Omit all pictures, then retype the data exactly as given.
== Information shown ==
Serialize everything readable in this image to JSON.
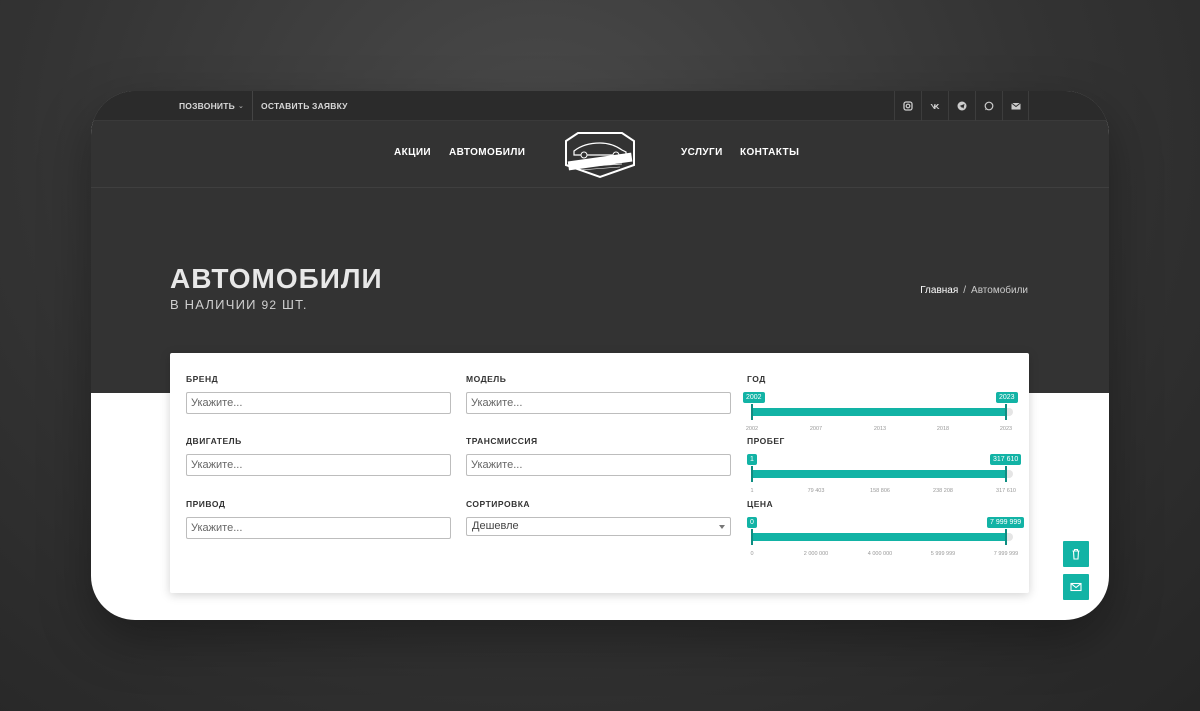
{
  "topbar": {
    "call_label": "ПОЗВОНИТЬ",
    "request_label": "ОСТАВИТЬ ЗАЯВКУ",
    "socials": [
      "instagram-icon",
      "vk-icon",
      "telegram-icon",
      "whatsapp-icon",
      "mail-icon"
    ]
  },
  "nav": {
    "items": [
      "АКЦИИ",
      "АВТОМОБИЛИ",
      "УСЛУГИ",
      "КОНТАКТЫ"
    ],
    "logo_text": "МИР ТЕХНИКИ"
  },
  "page": {
    "title": "АВТОМОБИЛИ",
    "subtitle_prefix": "В НАЛИЧИИ ",
    "subtitle_count": "92",
    "subtitle_suffix": " ШТ.",
    "breadcrumbs": [
      "Главная",
      "/",
      "Автомобили"
    ]
  },
  "filters": {
    "brand": {
      "label": "БРЕНД",
      "placeholder": "Укажите..."
    },
    "model": {
      "label": "МОДЕЛЬ",
      "placeholder": "Укажите..."
    },
    "engine": {
      "label": "ДВИГАТЕЛЬ",
      "placeholder": "Укажите..."
    },
    "transmission": {
      "label": "ТРАНСМИССИЯ",
      "placeholder": "Укажите..."
    },
    "drive": {
      "label": "ПРИВОД",
      "placeholder": "Укажите..."
    },
    "sort": {
      "label": "СОРТИРОВКА",
      "value": "Дешевле"
    },
    "year": {
      "label": "ГОД",
      "min": "2002",
      "max": "2023",
      "ticks": [
        "2002",
        "2007",
        "2013",
        "2018",
        "2023"
      ]
    },
    "mileage": {
      "label": "ПРОБЕГ",
      "min": "1",
      "max": "317 610",
      "ticks": [
        "1",
        "79 403",
        "158 806",
        "238 208",
        "317 610"
      ]
    },
    "price": {
      "label": "ЦЕНА",
      "min": "0",
      "max": "7 999 999",
      "ticks": [
        "0",
        "2 000 000",
        "4 000 000",
        "5 999 999",
        "7 999 999"
      ]
    }
  },
  "colors": {
    "accent": "#12b3a5",
    "dark_bg": "#333333",
    "topbar_bg": "#2b2b2b"
  },
  "fab": [
    "trash-icon",
    "mail-icon"
  ]
}
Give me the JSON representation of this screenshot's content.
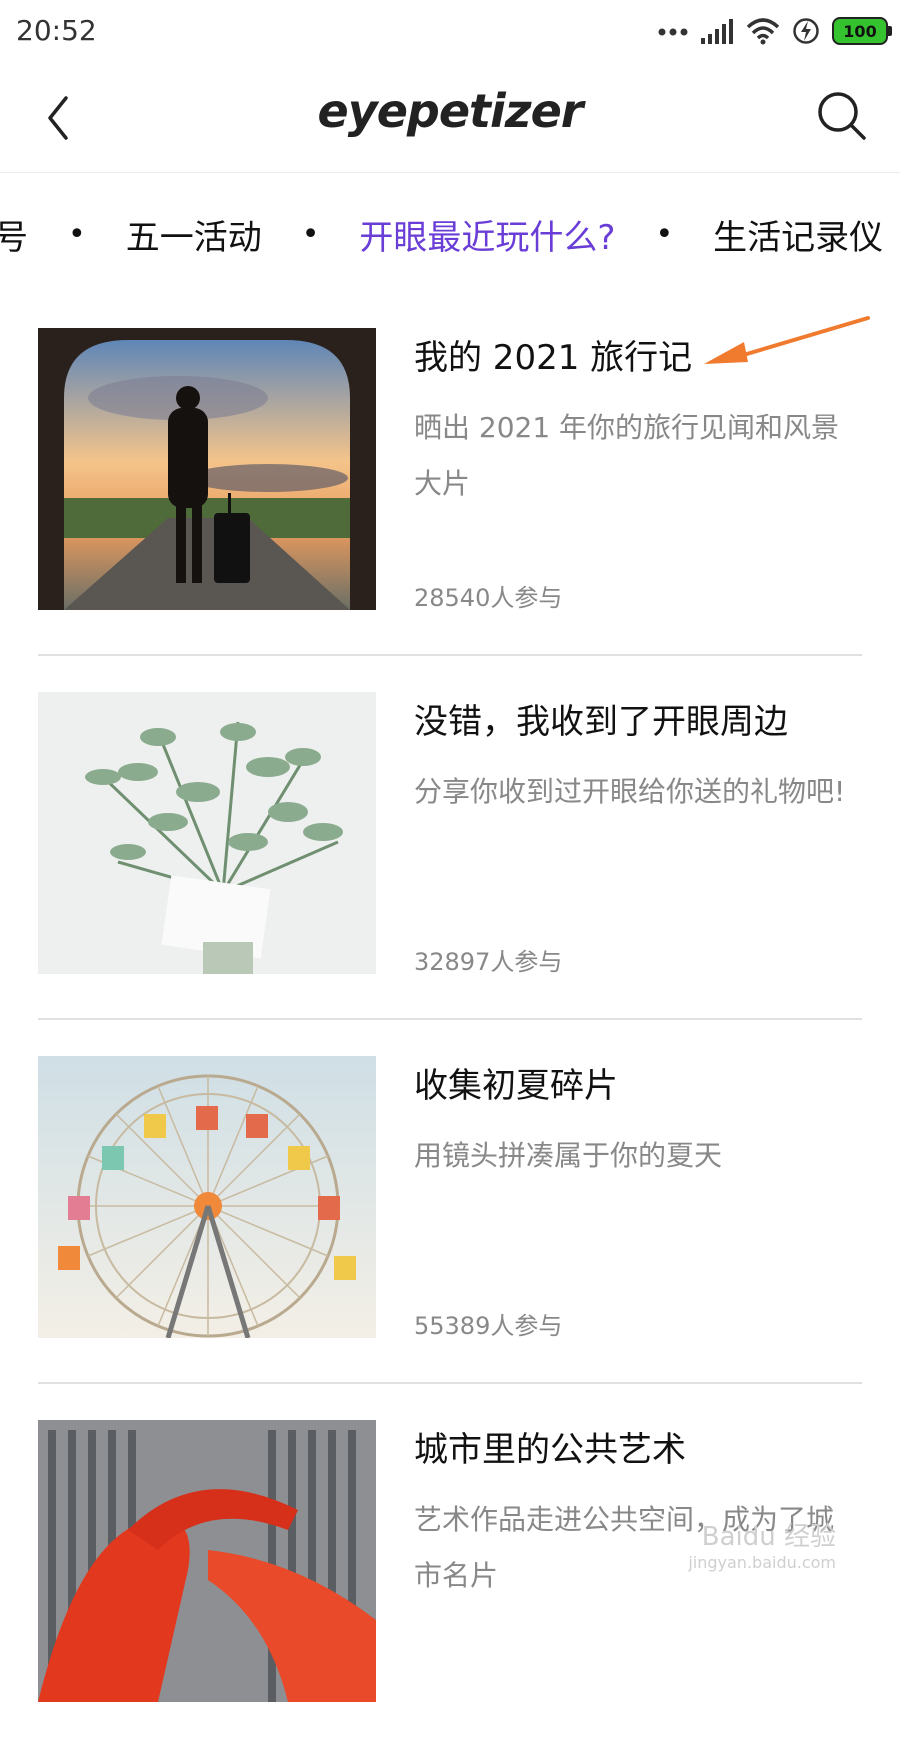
{
  "status": {
    "time": "20:52",
    "battery": "100"
  },
  "header": {
    "logo": "eyepetizer"
  },
  "tabs": [
    {
      "label": "号"
    },
    {
      "label": "五一活动"
    },
    {
      "label": "开眼最近玩什么?"
    },
    {
      "label": "生活记录仪"
    }
  ],
  "separator": "•",
  "active_tab_color": "#6a3dd6",
  "cards": [
    {
      "title": "我的 2021 旅行记",
      "desc": "晒出 2021 年你的旅行见闻和风景大片",
      "count": "28540人参与",
      "image": "traveler-silhouette"
    },
    {
      "title": "没错，我收到了开眼周边",
      "desc": "分享你收到过开眼给你送的礼物吧!",
      "count": "32897人参与",
      "image": "eucalyptus-bouquet"
    },
    {
      "title": "收集初夏碎片",
      "desc": "用镜头拼凑属于你的夏天",
      "count": "55389人参与",
      "image": "ferris-wheel"
    },
    {
      "title": "城市里的公共艺术",
      "desc": "艺术作品走进公共空间，成为了城市名片",
      "count": "",
      "image": "red-sculpture"
    }
  ],
  "annotation_arrow_color": "#f07a2e",
  "watermark": {
    "main": "Baidu 经验",
    "sub": "jingyan.baidu.com"
  }
}
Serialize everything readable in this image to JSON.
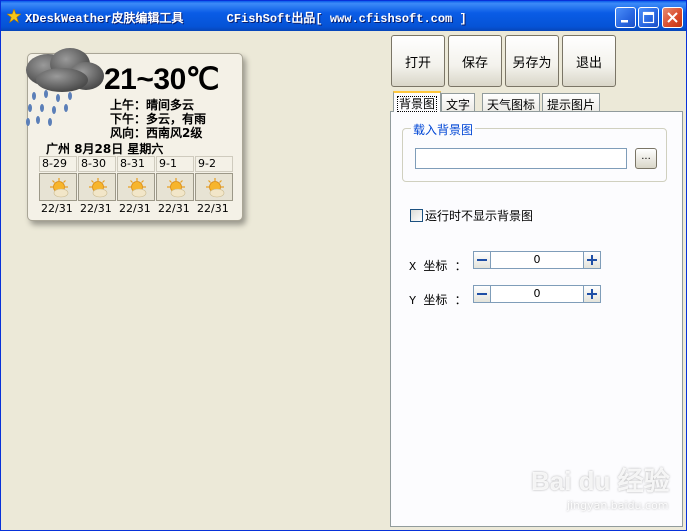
===
- Result -
Serialize everything readable in this image to JSON.
{
  "topbar": {
    "call_label": "ПОЗВОНИТЬ",
    "request_label": "ОСТАВИТЬ ЗАЯВКУ",
    "socials": [
      "instagram-icon",
      "vk-icon",
      "telegram-icon",
      "whatsapp-icon",
      "mail-icon"
    ]
  },
  "nav": {
    "items": [
      "АКЦИИ",
      "АВТОМОБИЛИ",
      "УСЛУГИ",
      "КОНТАКТЫ"
    ],
    "logo_text": "МИР ТЕХНИКИ"
  },
  "page": {
    "title": "АВТОМОБИЛИ",
    "subtitle_prefix": "В НАЛИЧИИ ",
    "subtitle_count": "92",
    "subtitle_suffix": " ШТ.",
    "breadcrumbs": [
      "Главная",
      "/",
      "Автомобили"
    ]
  },
  "filters": {
    "brand": {
      "label": "БРЕНД",
      "placeholder": "Укажите..."
    },
    "model": {
      "label": "МОДЕЛЬ",
      "placeholder": "Укажите..."
    },
    "engine": {
      "label": "ДВИГАТЕЛЬ",
      "placeholder": "Укажите..."
    },
    "transmission": {
      "label": "ТРАНСМИССИЯ",
      "placeholder": "Укажите..."
    },
    "drive": {
      "label": "ПРИВОД",
      "placeholder": "Укажите..."
    },
    "sort": {
      "label": "СОРТИРОВКА",
      "value": "Дешевле"
    },
    "year": {
      "label": "ГОД",
      "min": "2002",
      "max": "2023",
      "ticks": [
        "2002",
        "2007",
        "2013",
        "2018",
        "2023"
      ]
    },
    "mileage": {
      "label": "ПРОБЕГ",
      "min": "1",
      "max": "317 610",
      "ticks": [
        "1",
        "79 403",
        "158 806",
        "238 208",
        "317 610"
      ]
    },
    "price": {
      "label": "ЦЕНА",
      "min": "0",
      "max": "7 999 999",
      "ticks": [
        "0",
        "2 000 000",
        "4 000 000",
        "5 999 999",
        "7 999 999"
      ]
    }
  },
  "colors": {
    "accent": "#12b3a5",
    "dark_bg": "#333333",
    "topbar_bg": "#2b2b2b"
  },
  "fab": [
    "trash-icon",
    "mail-icon"
  ]
}
Give me the JSON representation of this screenshot's content.
{
  "status": {
    "time": "20:52",
    "battery": "100"
  },
  "header": {
    "logo": "eyepetizer"
  },
  "tabs": [
    {
      "label": "号"
    },
    {
      "label": "五一活动"
    },
    {
      "label": "开眼最近玩什么?"
    },
    {
      "label": "生活记录仪"
    }
  ],
  "separator": "•",
  "active_tab_color": "#6a3dd6",
  "cards": [
    {
      "title": "我的 2021 旅行记",
      "desc": "晒出 2021 年你的旅行见闻和风景大片",
      "count": "28540人参与",
      "image": "traveler-silhouette"
    },
    {
      "title": "没错，我收到了开眼周边",
      "desc": "分享你收到过开眼给你送的礼物吧!",
      "count": "32897人参与",
      "image": "eucalyptus-bouquet"
    },
    {
      "title": "收集初夏碎片",
      "desc": "用镜头拼凑属于你的夏天",
      "count": "55389人参与",
      "image": "ferris-wheel"
    },
    {
      "title": "城市里的公共艺术",
      "desc": "艺术作品走进公共空间，成为了城市名片",
      "count": "",
      "image": "red-sculpture"
    }
  ],
  "annotation_arrow_color": "#f07a2e",
  "watermark": {
    "main": "Baidu 经验",
    "sub": "jingyan.baidu.com"
  }
}
Serialize everything readable in this image to JSON.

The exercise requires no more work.